• **GOAL**: Skip the pictures. Transcribe the rest of the data below without changing a word.

• **RAW DATA**:
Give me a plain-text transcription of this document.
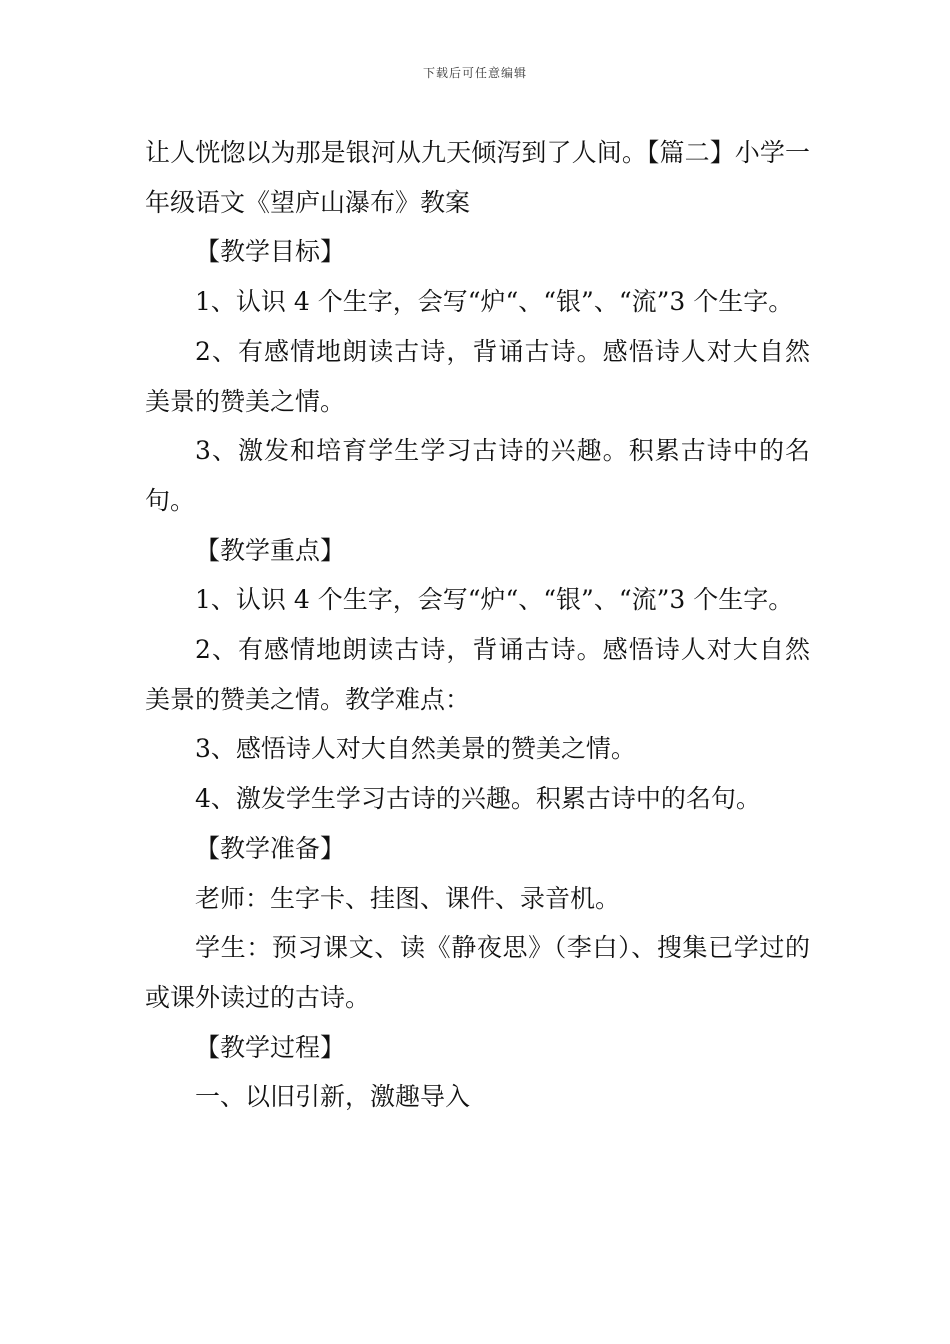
下载后可任意编辑

让人恍惚以为那是银河从九天倾泻到了人间。【篇二】小学一年级语文《望庐山瀑布》教案

【教学目标】

1、认识 4 个生字，会写“炉“、“银”、“流”3 个生字。

2、有感情地朗读古诗，背诵古诗。感悟诗人对大自然美景的赞美之情。

3、激发和培育学生学习古诗的兴趣。积累古诗中的名句。

【教学重点】

1、认识 4 个生字，会写“炉“、“银”、“流”3 个生字。

2、有感情地朗读古诗，背诵古诗。感悟诗人对大自然美景的赞美之情。教学难点：

3、感悟诗人对大自然美景的赞美之情。

4、激发学生学习古诗的兴趣。积累古诗中的名句。

【教学准备】

老师：生字卡、挂图、课件、录音机。

学生：预习课文、读《静夜思》（李白）、搜集已学过的或课外读过的古诗。

【教学过程】

一、以旧引新，激趣导入
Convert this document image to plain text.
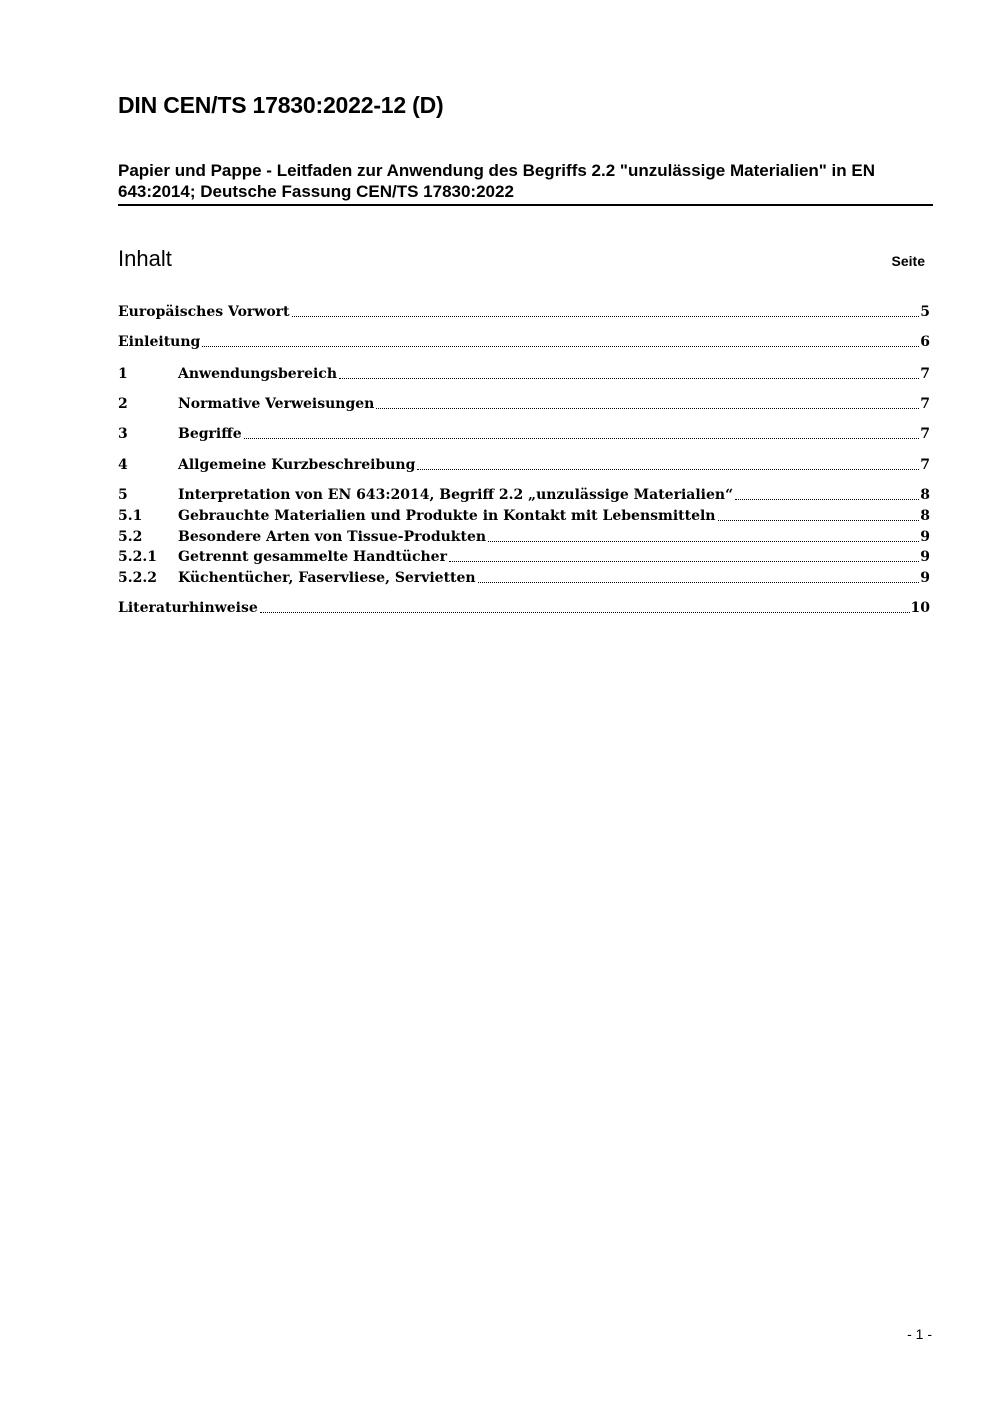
DIN CEN/TS 17830:2022-12 (D)
Papier und Pappe - Leitfaden zur Anwendung des Begriffs 2.2 "unzulässige Materialien" in EN 643:2014; Deutsche Fassung CEN/TS 17830:2022
Inhalt	Seite
Europäisches Vorwort	5
Einleitung	6
1	Anwendungsbereich	7
2	Normative Verweisungen	7
3	Begriffe	7
4	Allgemeine Kurzbeschreibung	7
5	Interpretation von EN 643:2014, Begriff 2.2 „unzulässige Materialien“	8
5.1	Gebrauchte Materialien und Produkte in Kontakt mit Lebensmitteln	8
5.2	Besondere Arten von Tissue-Produkten	9
5.2.1	Getrennt gesammelte Handtücher	9
5.2.2	Küchentücher, Faservliese, Servietten	9
Literaturhinweise	10
- 1 -
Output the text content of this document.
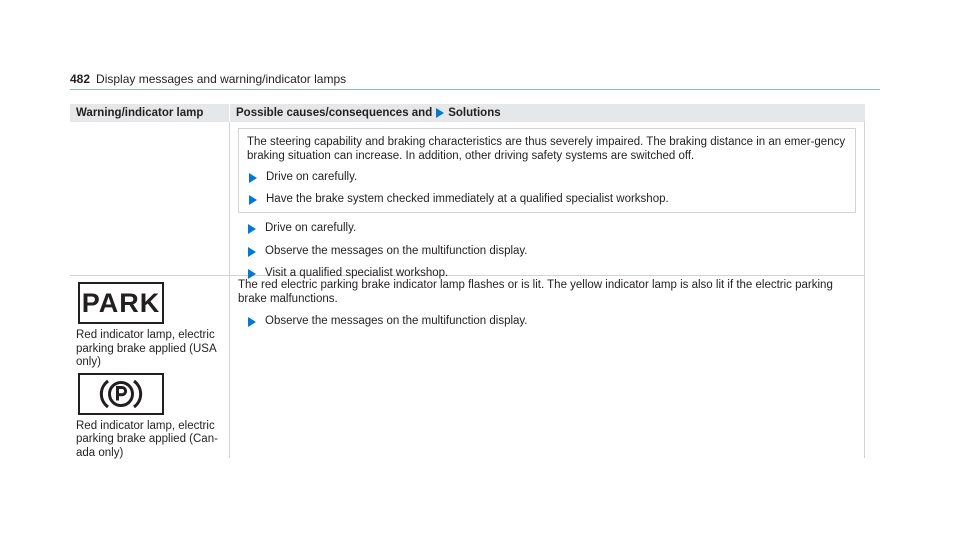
482 Display messages and warning/indicator lamps
Warning/indicator lamp	Possible causes/consequences and Solutions

The steering capability and braking characteristics are thus severely impaired. The braking distance in an emer-gency braking situation can increase. In addition, other driving safety systems are switched off.

Drive on carefully.
Have the brake system checked immediately at a qualified specialist workshop.
Drive on carefully.
Observe the messages on the multifunction display.
Visit a qualified specialist workshop.
PARK
Red indicator lamp, electric parking brake applied (USA only)
Red indicator lamp, electric parking brake applied (Can-ada only)

The red electric parking brake indicator lamp flashes or is lit. The yellow indicator lamp is also lit if the electric parking brake malfunctions.

Observe the messages on the multifunction display.
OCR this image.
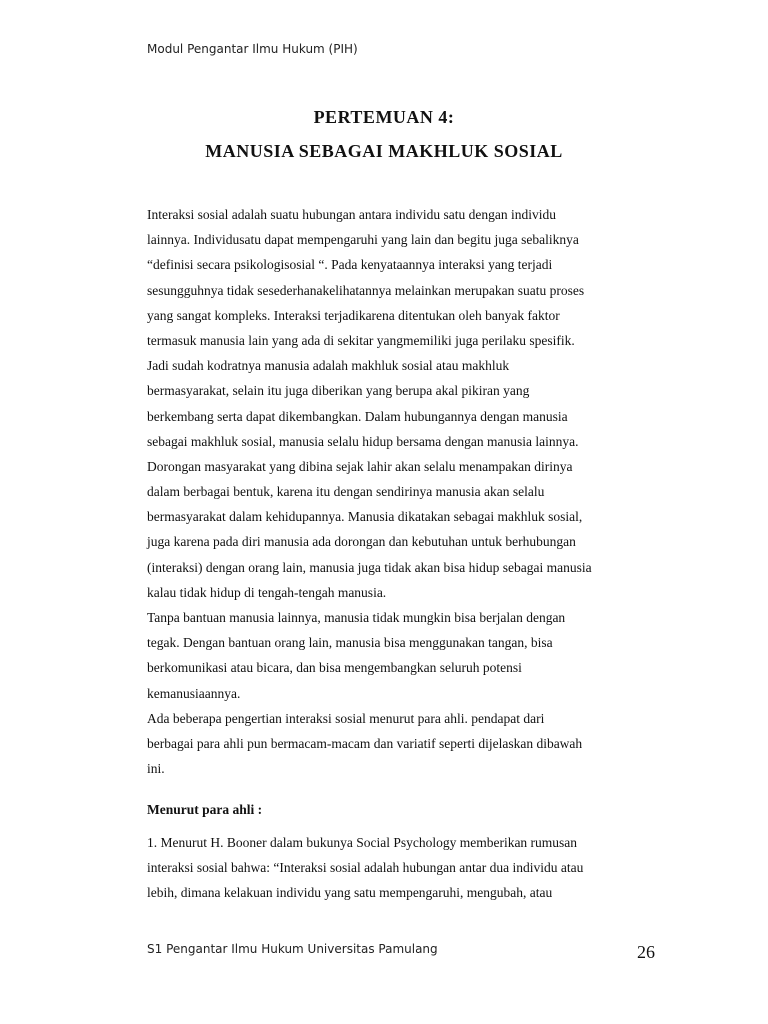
Modul Pengantar Ilmu Hukum (PIH)
PERTEMUAN 4:
MANUSIA SEBAGAI MAKHLUK SOSIAL
Interaksi sosial adalah suatu hubungan antara individu satu dengan individu
lainnya. Individusatu dapat mempengaruhi yang lain dan begitu juga sebaliknya
“definisi secara psikologisosial “. Pada kenyataannya interaksi yang terjadi
sesungguhnya tidak sesederhanakelihatannya melainkan merupakan suatu proses
yang sangat kompleks. Interaksi terjadikarena ditentukan oleh banyak faktor
termasuk manusia lain yang ada di sekitar yangmemiliki juga perilaku spesifik.
Jadi sudah kodratnya manusia adalah makhluk sosial atau makhluk
bermasyarakat, selain itu juga diberikan yang berupa akal pikiran yang
berkembang serta dapat dikembangkan. Dalam hubungannya dengan manusia
sebagai makhluk sosial, manusia selalu hidup bersama dengan manusia lainnya.
Dorongan masyarakat yang dibina sejak lahir akan selalu menampakan dirinya
dalam berbagai bentuk, karena itu dengan sendirinya manusia akan selalu
bermasyarakat dalam kehidupannya. Manusia dikatakan sebagai makhluk sosial,
juga karena pada diri manusia ada dorongan dan kebutuhan untuk berhubungan
(interaksi) dengan orang lain, manusia juga tidak akan bisa hidup sebagai manusia
kalau tidak hidup di tengah-tengah manusia.
Tanpa bantuan manusia lainnya, manusia tidak mungkin bisa berjalan dengan
tegak. Dengan bantuan orang lain, manusia bisa menggunakan tangan, bisa
berkomunikasi atau bicara, dan bisa mengembangkan seluruh potensi
kemanusiaannya.
Ada beberapa pengertian interaksi sosial menurut para ahli. pendapat dari
berbagai para ahli pun bermacam-macam dan variatif seperti dijelaskan dibawah
ini.
Menurut para ahli :
1. Menurut H. Booner dalam bukunya Social Psychology memberikan rumusan
interaksi sosial bahwa: “Interaksi sosial adalah hubungan antar dua individu atau
lebih, dimana kelakuan individu yang satu mempengaruhi, mengubah, atau
S1 Pengantar Ilmu Hukum Universitas Pamulang	26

• **OUTPUT FOR THIS TASK**:
Give me a plain-text transcription of this document.
下载后可任意编辑

让人恍惚以为那是银河从九天倾泻到了人间。【篇二】小学一年级语文《望庐山瀑布》教案

【教学目标】

1、认识 4 个生字，会写“炉“、“银”、“流”3 个生字。

2、有感情地朗读古诗，背诵古诗。感悟诗人对大自然美景的赞美之情。

3、激发和培育学生学习古诗的兴趣。积累古诗中的名句。

【教学重点】

1、认识 4 个生字，会写“炉“、“银”、“流”3 个生字。

2、有感情地朗读古诗，背诵古诗。感悟诗人对大自然美景的赞美之情。教学难点：

3、感悟诗人对大自然美景的赞美之情。

4、激发学生学习古诗的兴趣。积累古诗中的名句。

【教学准备】

老师：生字卡、挂图、课件、录音机。

学生：预习课文、读《静夜思》（李白）、搜集已学过的或课外读过的古诗。

【教学过程】

一、以旧引新，激趣导入
Convert this document image to plain text.
DIN CEN/TS 17830:2022-12 (D)
Papier und Pappe - Leitfaden zur Anwendung des Begriffs 2.2 "unzulässige Materialien" in EN 643:2014; Deutsche Fassung CEN/TS 17830:2022
Inhalt	Seite
Europäisches Vorwort	5
Einleitung	6
1	Anwendungsbereich	7
2	Normative Verweisungen	7
3	Begriffe	7
4	Allgemeine Kurzbeschreibung	7
5	Interpretation von EN 643:2014, Begriff 2.2 „unzulässige Materialien“	8
5.1	Gebrauchte Materialien und Produkte in Kontakt mit Lebensmitteln	8
5.2	Besondere Arten von Tissue-Produkten	9
5.2.1	Getrennt gesammelte Handtücher	9
5.2.2	Küchentücher, Faservliese, Servietten	9
Literaturhinweise	10
- 1 -
Output the text content of this document.
482 Display messages and warning/indicator lamps
Warning/indicator lamp	Possible causes/consequences and Solutions

The steering capability and braking characteristics are thus severely impaired. The braking distance in an emer-gency braking situation can increase. In addition, other driving safety systems are switched off.

Drive on carefully.
Have the brake system checked immediately at a qualified specialist workshop.
Drive on carefully.
Observe the messages on the multifunction display.
Visit a qualified specialist workshop.
PARK
Red indicator lamp, electric parking brake applied (USA only)
Red indicator lamp, electric parking brake applied (Can-ada only)

The red electric parking brake indicator lamp flashes or is lit. The yellow indicator lamp is also lit if the electric parking brake malfunctions.

Observe the messages on the multifunction display.
OCR this image.
Modul Pengantar Ilmu Hukum (PIH)
PERTEMUAN 4:
MANUSIA SEBAGAI MAKHLUK SOSIAL
Interaksi sosial adalah suatu hubungan antara individu satu dengan individu
lainnya. Individusatu dapat mempengaruhi yang lain dan begitu juga sebaliknya
“definisi secara psikologisosial “. Pada kenyataannya interaksi yang terjadi
sesungguhnya tidak sesederhanakelihatannya melainkan merupakan suatu proses
yang sangat kompleks. Interaksi terjadikarena ditentukan oleh banyak faktor
termasuk manusia lain yang ada di sekitar yangmemiliki juga perilaku spesifik.
Jadi sudah kodratnya manusia adalah makhluk sosial atau makhluk
bermasyarakat, selain itu juga diberikan yang berupa akal pikiran yang
berkembang serta dapat dikembangkan. Dalam hubungannya dengan manusia
sebagai makhluk sosial, manusia selalu hidup bersama dengan manusia lainnya.
Dorongan masyarakat yang dibina sejak lahir akan selalu menampakan dirinya
dalam berbagai bentuk, karena itu dengan sendirinya manusia akan selalu
bermasyarakat dalam kehidupannya. Manusia dikatakan sebagai makhluk sosial,
juga karena pada diri manusia ada dorongan dan kebutuhan untuk berhubungan
(interaksi) dengan orang lain, manusia juga tidak akan bisa hidup sebagai manusia
kalau tidak hidup di tengah-tengah manusia.
Tanpa bantuan manusia lainnya, manusia tidak mungkin bisa berjalan dengan
tegak. Dengan bantuan orang lain, manusia bisa menggunakan tangan, bisa
berkomunikasi atau bicara, dan bisa mengembangkan seluruh potensi
kemanusiaannya.
Ada beberapa pengertian interaksi sosial menurut para ahli. pendapat dari
berbagai para ahli pun bermacam-macam dan variatif seperti dijelaskan dibawah
ini.
Menurut para ahli :
1. Menurut H. Booner dalam bukunya Social Psychology memberikan rumusan
interaksi sosial bahwa: “Interaksi sosial adalah hubungan antar dua individu atau
lebih, dimana kelakuan individu yang satu mempengaruhi, mengubah, atau
S1 Pengantar Ilmu Hukum Universitas Pamulang	26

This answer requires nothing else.